=== Data lines ===
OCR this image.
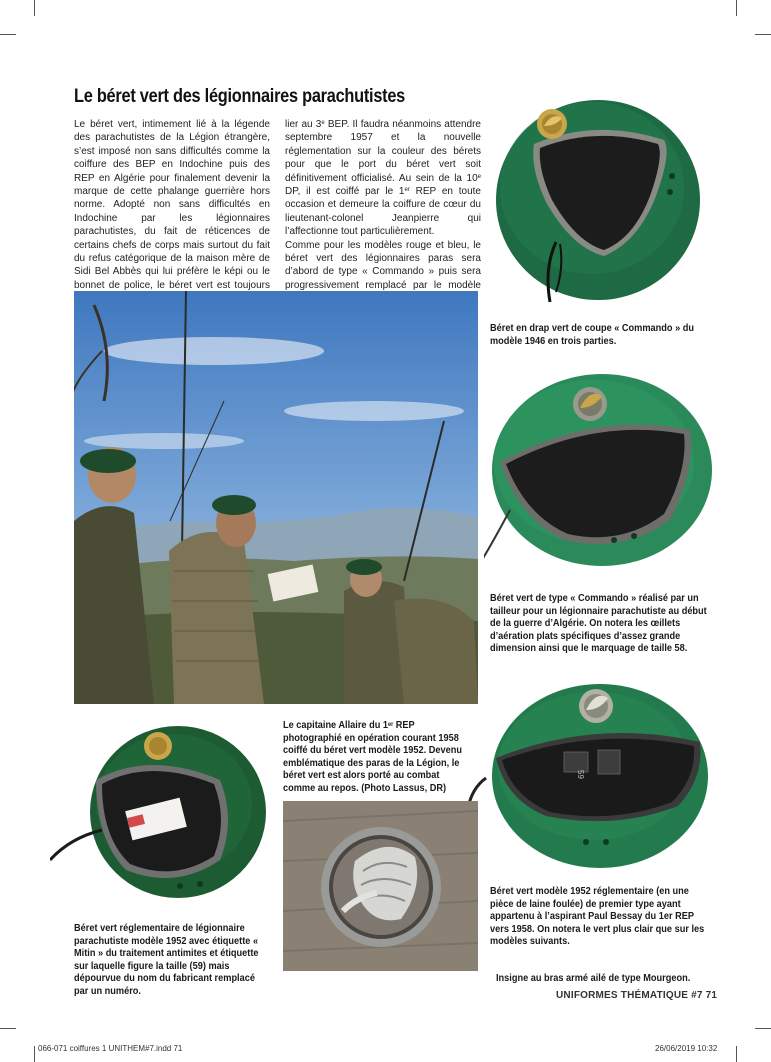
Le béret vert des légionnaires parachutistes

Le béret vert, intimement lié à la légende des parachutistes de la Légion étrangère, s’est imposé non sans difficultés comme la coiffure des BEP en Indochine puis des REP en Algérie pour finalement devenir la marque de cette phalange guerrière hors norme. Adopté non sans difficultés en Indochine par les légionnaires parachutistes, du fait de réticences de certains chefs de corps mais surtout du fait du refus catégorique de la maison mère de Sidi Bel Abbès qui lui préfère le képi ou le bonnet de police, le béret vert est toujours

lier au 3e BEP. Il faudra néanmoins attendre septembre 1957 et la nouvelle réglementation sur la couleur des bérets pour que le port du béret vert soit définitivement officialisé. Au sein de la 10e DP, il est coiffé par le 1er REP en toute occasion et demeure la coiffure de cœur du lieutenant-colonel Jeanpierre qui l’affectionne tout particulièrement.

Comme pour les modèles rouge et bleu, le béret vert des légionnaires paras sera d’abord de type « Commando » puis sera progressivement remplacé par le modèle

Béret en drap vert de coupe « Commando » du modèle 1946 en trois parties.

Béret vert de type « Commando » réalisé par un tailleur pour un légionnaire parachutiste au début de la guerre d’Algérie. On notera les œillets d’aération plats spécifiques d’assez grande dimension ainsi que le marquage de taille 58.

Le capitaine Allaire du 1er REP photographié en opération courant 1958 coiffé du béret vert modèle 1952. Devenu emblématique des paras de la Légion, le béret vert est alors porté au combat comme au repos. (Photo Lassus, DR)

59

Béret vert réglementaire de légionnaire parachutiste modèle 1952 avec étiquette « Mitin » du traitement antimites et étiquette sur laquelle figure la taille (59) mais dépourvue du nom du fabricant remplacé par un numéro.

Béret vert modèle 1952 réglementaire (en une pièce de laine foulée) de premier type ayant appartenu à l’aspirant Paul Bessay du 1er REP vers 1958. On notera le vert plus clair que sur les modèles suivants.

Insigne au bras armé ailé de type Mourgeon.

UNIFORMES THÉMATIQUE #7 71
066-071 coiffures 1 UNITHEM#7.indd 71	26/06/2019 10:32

--

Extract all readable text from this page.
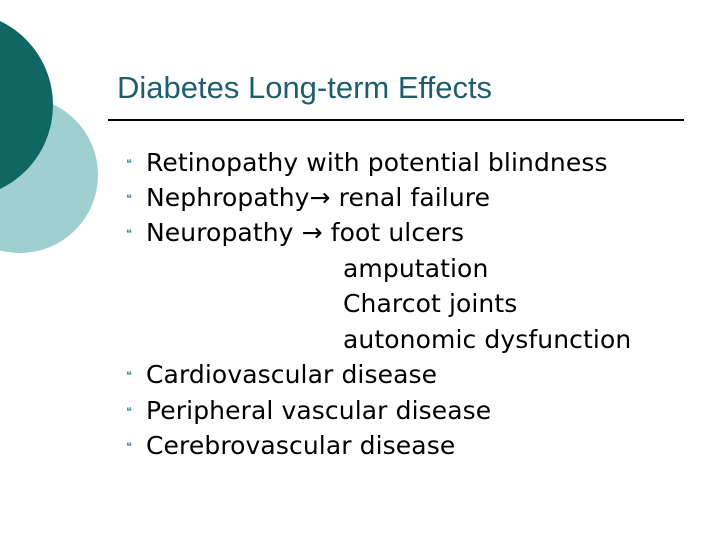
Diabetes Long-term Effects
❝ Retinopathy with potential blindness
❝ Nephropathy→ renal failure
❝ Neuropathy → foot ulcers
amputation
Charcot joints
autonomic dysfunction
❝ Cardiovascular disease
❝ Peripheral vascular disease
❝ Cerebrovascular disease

=== Work to be completed ===
Copy each line of the data above that holds "coiffé".

=== Finished exercise ===
lier au 3e BEP. Il faudra néanmoins attendre septembre 1957 et la nouvelle réglementation sur la couleur des bérets pour que le port du béret vert soit définitivement officialisé. Au sein de la 10e DP, il est coiffé par le 1er REP en toute occasion et demeure la coiffure de cœur du lieutenant-colonel Jeanpierre qui l’affectionne tout particulièrement.
Le capitaine Allaire du 1er REP photographié en opération courant 1958 coiffé du béret vert modèle 1952. Devenu emblématique des paras de la Légion, le béret vert est alors porté au combat comme au repos. (Photo Lassus, DR)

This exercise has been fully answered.